→ **Collected data entries**
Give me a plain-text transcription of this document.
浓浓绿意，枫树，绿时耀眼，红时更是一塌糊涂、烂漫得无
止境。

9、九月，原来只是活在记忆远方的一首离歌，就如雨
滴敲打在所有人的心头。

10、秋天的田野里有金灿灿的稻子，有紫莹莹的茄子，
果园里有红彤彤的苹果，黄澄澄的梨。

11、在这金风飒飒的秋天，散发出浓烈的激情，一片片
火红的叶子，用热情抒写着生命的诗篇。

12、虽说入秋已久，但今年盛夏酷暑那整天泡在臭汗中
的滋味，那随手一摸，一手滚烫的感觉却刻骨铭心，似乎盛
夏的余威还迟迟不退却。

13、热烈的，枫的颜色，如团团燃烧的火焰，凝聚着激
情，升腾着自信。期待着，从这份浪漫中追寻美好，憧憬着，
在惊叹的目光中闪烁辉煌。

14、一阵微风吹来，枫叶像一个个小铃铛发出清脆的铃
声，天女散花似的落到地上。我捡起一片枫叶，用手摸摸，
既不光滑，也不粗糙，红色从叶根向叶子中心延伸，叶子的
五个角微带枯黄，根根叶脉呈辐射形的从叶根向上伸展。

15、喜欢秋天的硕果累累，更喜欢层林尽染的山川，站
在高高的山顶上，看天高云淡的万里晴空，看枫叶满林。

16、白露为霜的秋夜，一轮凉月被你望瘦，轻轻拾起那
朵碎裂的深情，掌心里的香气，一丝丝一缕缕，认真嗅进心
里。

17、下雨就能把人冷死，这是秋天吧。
...
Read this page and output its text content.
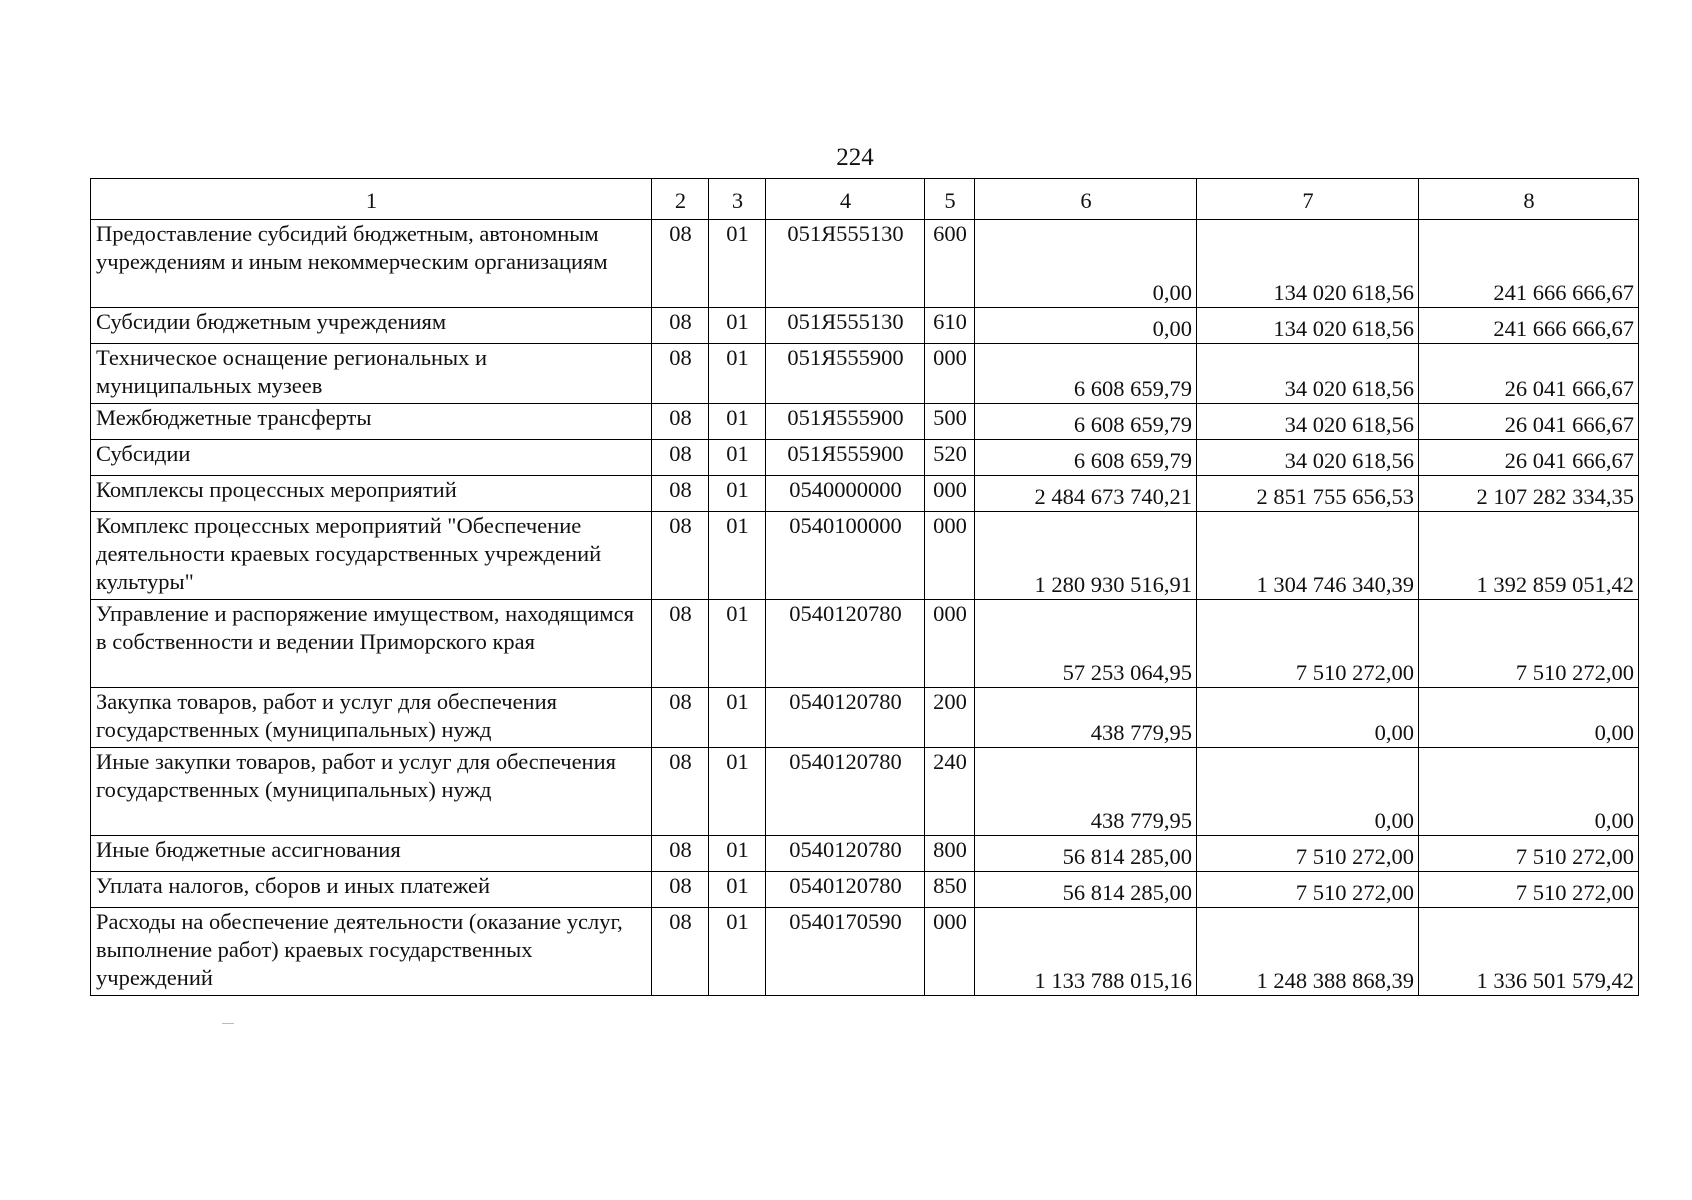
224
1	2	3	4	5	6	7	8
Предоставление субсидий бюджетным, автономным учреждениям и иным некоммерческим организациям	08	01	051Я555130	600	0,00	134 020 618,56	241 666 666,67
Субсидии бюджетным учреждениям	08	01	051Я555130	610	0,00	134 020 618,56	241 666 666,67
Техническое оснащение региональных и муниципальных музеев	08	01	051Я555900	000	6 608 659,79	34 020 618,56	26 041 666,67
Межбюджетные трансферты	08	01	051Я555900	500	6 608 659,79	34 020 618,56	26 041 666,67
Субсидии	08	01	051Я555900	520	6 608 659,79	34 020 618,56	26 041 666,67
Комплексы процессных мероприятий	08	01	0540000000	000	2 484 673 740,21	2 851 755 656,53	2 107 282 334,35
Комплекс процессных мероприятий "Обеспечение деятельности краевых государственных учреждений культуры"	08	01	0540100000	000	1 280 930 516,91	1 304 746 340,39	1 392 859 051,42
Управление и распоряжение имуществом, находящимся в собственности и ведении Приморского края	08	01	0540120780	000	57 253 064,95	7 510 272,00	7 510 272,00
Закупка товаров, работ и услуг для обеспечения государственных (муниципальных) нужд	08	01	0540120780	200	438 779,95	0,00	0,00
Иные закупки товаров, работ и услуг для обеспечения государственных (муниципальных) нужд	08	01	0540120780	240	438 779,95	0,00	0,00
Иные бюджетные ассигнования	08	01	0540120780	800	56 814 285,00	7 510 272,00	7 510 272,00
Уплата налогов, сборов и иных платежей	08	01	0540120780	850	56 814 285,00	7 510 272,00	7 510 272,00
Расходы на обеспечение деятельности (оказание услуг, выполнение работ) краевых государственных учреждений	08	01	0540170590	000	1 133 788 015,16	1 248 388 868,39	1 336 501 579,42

→ **EXERCISE INSTRUCTIONS**
Copy all lines from the listing that contain "процессных".

→ **FINAL ANSWER**
Комплексы процессных мероприятий	08	01	0540000000	000	2 484 673 740,21	2 851 755 656,53	2 107 282 334,35
Комплекс процессных мероприятий "Обеспечение деятельности краевых государственных учреждений культуры"	08	01	0540100000	000	1 280 930 516,91	1 304 746 340,39	1 392 859 051,42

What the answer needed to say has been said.